» Given records:
>> start

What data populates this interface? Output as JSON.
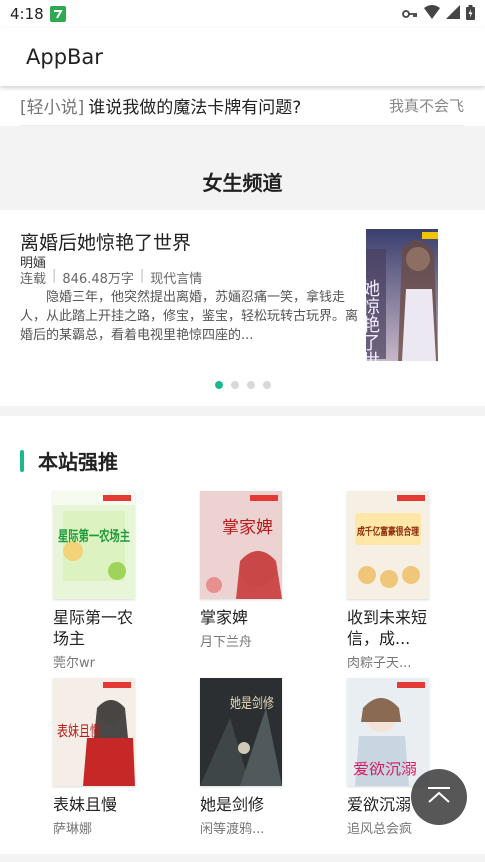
{
  "status_bar": {
    "time": "4:18",
    "icons": [
      "notification-badge-icon",
      "vpn-key-icon",
      "wifi-icon",
      "cell-signal-icon",
      "battery-icon"
    ]
  },
  "app_bar": {
    "title": "AppBar"
  },
  "light_novel": {
    "tag": "[轻小说]",
    "title": "谁说我做的魔法卡牌有问题?",
    "author": "我真不会飞"
  },
  "girls_channel": {
    "title": "女生频道",
    "featured": {
      "title": "离婚后她惊艳了世界",
      "author": "明婳",
      "status": "连载",
      "word_count": "846.48万字",
      "genre": "现代言情",
      "description": "隐婚三年，他突然提出离婚，苏婳忍痛一笑，拿钱走人，从此踏上开挂之路，修宝，鉴宝，轻松玩转古玩界。离婚后的某霸总，看着电视里艳惊四座的...",
      "cover_text": "她惊艳了世界"
    },
    "carousel": {
      "total": 4,
      "active": 1
    }
  },
  "recommend": {
    "title": "本站强推",
    "books": [
      {
        "title": "星际第一农场主",
        "author": "莞尔wr",
        "cover_text": "星际第一农场主"
      },
      {
        "title": "掌家婢",
        "author": "月下兰舟",
        "cover_text": "掌家婢"
      },
      {
        "title": "收到未来短信，成...",
        "author": "肉粽子天...",
        "cover_text": "成千亿富豪很合理"
      },
      {
        "title": "表妹且慢",
        "author": "萨琳娜",
        "cover_text": "表妹且慢"
      },
      {
        "title": "她是剑修",
        "author": "闲等渡鸦...",
        "cover_text": "她是剑修"
      },
      {
        "title": "爱欲沉溺",
        "author": "追风总会疯",
        "cover_text": "爱欲沉溺"
      }
    ]
  },
  "colors": {
    "accent": "#1cb98f",
    "background_band": "#f3f3f3",
    "fab": "#323232"
  }
}
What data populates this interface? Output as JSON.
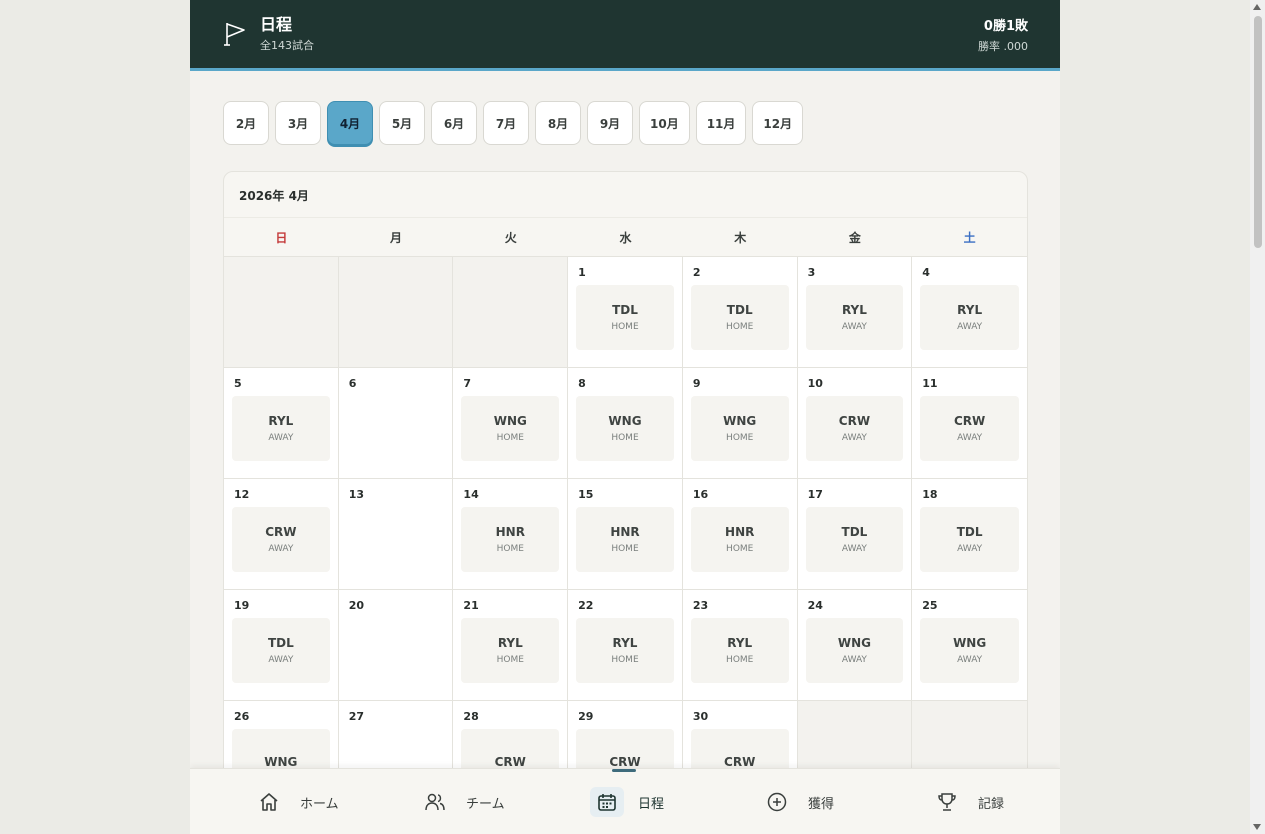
{
  "header": {
    "title": "日程",
    "subtitle": "全143試合",
    "record": "0勝1敗",
    "win_rate": "勝率 .000"
  },
  "months": [
    "2月",
    "3月",
    "4月",
    "5月",
    "6月",
    "7月",
    "8月",
    "9月",
    "10月",
    "11月",
    "12月"
  ],
  "active_month": "4月",
  "calendar": {
    "title": "2026年 4月",
    "weekdays": [
      "日",
      "月",
      "火",
      "水",
      "木",
      "金",
      "土"
    ],
    "cells": [
      {
        "day": "",
        "opp": "",
        "ha": ""
      },
      {
        "day": "",
        "opp": "",
        "ha": ""
      },
      {
        "day": "",
        "opp": "",
        "ha": ""
      },
      {
        "day": "1",
        "opp": "TDL",
        "ha": "HOME"
      },
      {
        "day": "2",
        "opp": "TDL",
        "ha": "HOME"
      },
      {
        "day": "3",
        "opp": "RYL",
        "ha": "AWAY"
      },
      {
        "day": "4",
        "opp": "RYL",
        "ha": "AWAY"
      },
      {
        "day": "5",
        "opp": "RYL",
        "ha": "AWAY"
      },
      {
        "day": "6",
        "opp": "",
        "ha": ""
      },
      {
        "day": "7",
        "opp": "WNG",
        "ha": "HOME"
      },
      {
        "day": "8",
        "opp": "WNG",
        "ha": "HOME"
      },
      {
        "day": "9",
        "opp": "WNG",
        "ha": "HOME"
      },
      {
        "day": "10",
        "opp": "CRW",
        "ha": "AWAY"
      },
      {
        "day": "11",
        "opp": "CRW",
        "ha": "AWAY"
      },
      {
        "day": "12",
        "opp": "CRW",
        "ha": "AWAY"
      },
      {
        "day": "13",
        "opp": "",
        "ha": ""
      },
      {
        "day": "14",
        "opp": "HNR",
        "ha": "HOME"
      },
      {
        "day": "15",
        "opp": "HNR",
        "ha": "HOME"
      },
      {
        "day": "16",
        "opp": "HNR",
        "ha": "HOME"
      },
      {
        "day": "17",
        "opp": "TDL",
        "ha": "AWAY"
      },
      {
        "day": "18",
        "opp": "TDL",
        "ha": "AWAY"
      },
      {
        "day": "19",
        "opp": "TDL",
        "ha": "AWAY"
      },
      {
        "day": "20",
        "opp": "",
        "ha": ""
      },
      {
        "day": "21",
        "opp": "RYL",
        "ha": "HOME"
      },
      {
        "day": "22",
        "opp": "RYL",
        "ha": "HOME"
      },
      {
        "day": "23",
        "opp": "RYL",
        "ha": "HOME"
      },
      {
        "day": "24",
        "opp": "WNG",
        "ha": "AWAY"
      },
      {
        "day": "25",
        "opp": "WNG",
        "ha": "AWAY"
      },
      {
        "day": "26",
        "opp": "WNG",
        "ha": ""
      },
      {
        "day": "27",
        "opp": "",
        "ha": ""
      },
      {
        "day": "28",
        "opp": "CRW",
        "ha": ""
      },
      {
        "day": "29",
        "opp": "CRW",
        "ha": ""
      },
      {
        "day": "30",
        "opp": "CRW",
        "ha": ""
      },
      {
        "day": "",
        "opp": "",
        "ha": ""
      },
      {
        "day": "",
        "opp": "",
        "ha": ""
      }
    ]
  },
  "nav": {
    "home": "ホーム",
    "team": "チーム",
    "schedule": "日程",
    "acquire": "獲得",
    "records": "記録"
  }
}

>> end

Repeat each entry exactly. Pictures do not belong in the copy.

» Written solution:
What data populates this interface? Output as JSON.
{
  "status_bar": {
    "time": "4:18",
    "icons": [
      "notification-badge-icon",
      "vpn-key-icon",
      "wifi-icon",
      "cell-signal-icon",
      "battery-icon"
    ]
  },
  "app_bar": {
    "title": "AppBar"
  },
  "light_novel": {
    "tag": "[轻小说]",
    "title": "谁说我做的魔法卡牌有问题?",
    "author": "我真不会飞"
  },
  "girls_channel": {
    "title": "女生频道",
    "featured": {
      "title": "离婚后她惊艳了世界",
      "author": "明婳",
      "status": "连载",
      "word_count": "846.48万字",
      "genre": "现代言情",
      "description": "隐婚三年，他突然提出离婚，苏婳忍痛一笑，拿钱走人，从此踏上开挂之路，修宝，鉴宝，轻松玩转古玩界。离婚后的某霸总，看着电视里艳惊四座的...",
      "cover_text": "她惊艳了世界"
    },
    "carousel": {
      "total": 4,
      "active": 1
    }
  },
  "recommend": {
    "title": "本站强推",
    "books": [
      {
        "title": "星际第一农场主",
        "author": "莞尔wr",
        "cover_text": "星际第一农场主"
      },
      {
        "title": "掌家婢",
        "author": "月下兰舟",
        "cover_text": "掌家婢"
      },
      {
        "title": "收到未来短信，成...",
        "author": "肉粽子天...",
        "cover_text": "成千亿富豪很合理"
      },
      {
        "title": "表妹且慢",
        "author": "萨琳娜",
        "cover_text": "表妹且慢"
      },
      {
        "title": "她是剑修",
        "author": "闲等渡鸦...",
        "cover_text": "她是剑修"
      },
      {
        "title": "爱欲沉溺",
        "author": "追风总会疯",
        "cover_text": "爱欲沉溺"
      }
    ]
  },
  "colors": {
    "accent": "#1cb98f",
    "background_band": "#f3f3f3",
    "fab": "#323232"
  }
}
What data populates this interface? Output as JSON.
{
  "header": {
    "title": "日程",
    "subtitle": "全143試合",
    "record": "0勝1敗",
    "win_rate": "勝率 .000"
  },
  "months": [
    "2月",
    "3月",
    "4月",
    "5月",
    "6月",
    "7月",
    "8月",
    "9月",
    "10月",
    "11月",
    "12月"
  ],
  "active_month": "4月",
  "calendar": {
    "title": "2026年 4月",
    "weekdays": [
      "日",
      "月",
      "火",
      "水",
      "木",
      "金",
      "土"
    ],
    "cells": [
      {
        "day": "",
        "opp": "",
        "ha": ""
      },
      {
        "day": "",
        "opp": "",
        "ha": ""
      },
      {
        "day": "",
        "opp": "",
        "ha": ""
      },
      {
        "day": "1",
        "opp": "TDL",
        "ha": "HOME"
      },
      {
        "day": "2",
        "opp": "TDL",
        "ha": "HOME"
      },
      {
        "day": "3",
        "opp": "RYL",
        "ha": "AWAY"
      },
      {
        "day": "4",
        "opp": "RYL",
        "ha": "AWAY"
      },
      {
        "day": "5",
        "opp": "RYL",
        "ha": "AWAY"
      },
      {
        "day": "6",
        "opp": "",
        "ha": ""
      },
      {
        "day": "7",
        "opp": "WNG",
        "ha": "HOME"
      },
      {
        "day": "8",
        "opp": "WNG",
        "ha": "HOME"
      },
      {
        "day": "9",
        "opp": "WNG",
        "ha": "HOME"
      },
      {
        "day": "10",
        "opp": "CRW",
        "ha": "AWAY"
      },
      {
        "day": "11",
        "opp": "CRW",
        "ha": "AWAY"
      },
      {
        "day": "12",
        "opp": "CRW",
        "ha": "AWAY"
      },
      {
        "day": "13",
        "opp": "",
        "ha": ""
      },
      {
        "day": "14",
        "opp": "HNR",
        "ha": "HOME"
      },
      {
        "day": "15",
        "opp": "HNR",
        "ha": "HOME"
      },
      {
        "day": "16",
        "opp": "HNR",
        "ha": "HOME"
      },
      {
        "day": "17",
        "opp": "TDL",
        "ha": "AWAY"
      },
      {
        "day": "18",
        "opp": "TDL",
        "ha": "AWAY"
      },
      {
        "day": "19",
        "opp": "TDL",
        "ha": "AWAY"
      },
      {
        "day": "20",
        "opp": "",
        "ha": ""
      },
      {
        "day": "21",
        "opp": "RYL",
        "ha": "HOME"
      },
      {
        "day": "22",
        "opp": "RYL",
        "ha": "HOME"
      },
      {
        "day": "23",
        "opp": "RYL",
        "ha": "HOME"
      },
      {
        "day": "24",
        "opp": "WNG",
        "ha": "AWAY"
      },
      {
        "day": "25",
        "opp": "WNG",
        "ha": "AWAY"
      },
      {
        "day": "26",
        "opp": "WNG",
        "ha": ""
      },
      {
        "day": "27",
        "opp": "",
        "ha": ""
      },
      {
        "day": "28",
        "opp": "CRW",
        "ha": ""
      },
      {
        "day": "29",
        "opp": "CRW",
        "ha": ""
      },
      {
        "day": "30",
        "opp": "CRW",
        "ha": ""
      },
      {
        "day": "",
        "opp": "",
        "ha": ""
      },
      {
        "day": "",
        "opp": "",
        "ha": ""
      }
    ]
  },
  "nav": {
    "home": "ホーム",
    "team": "チーム",
    "schedule": "日程",
    "acquire": "獲得",
    "records": "記録"
  }
}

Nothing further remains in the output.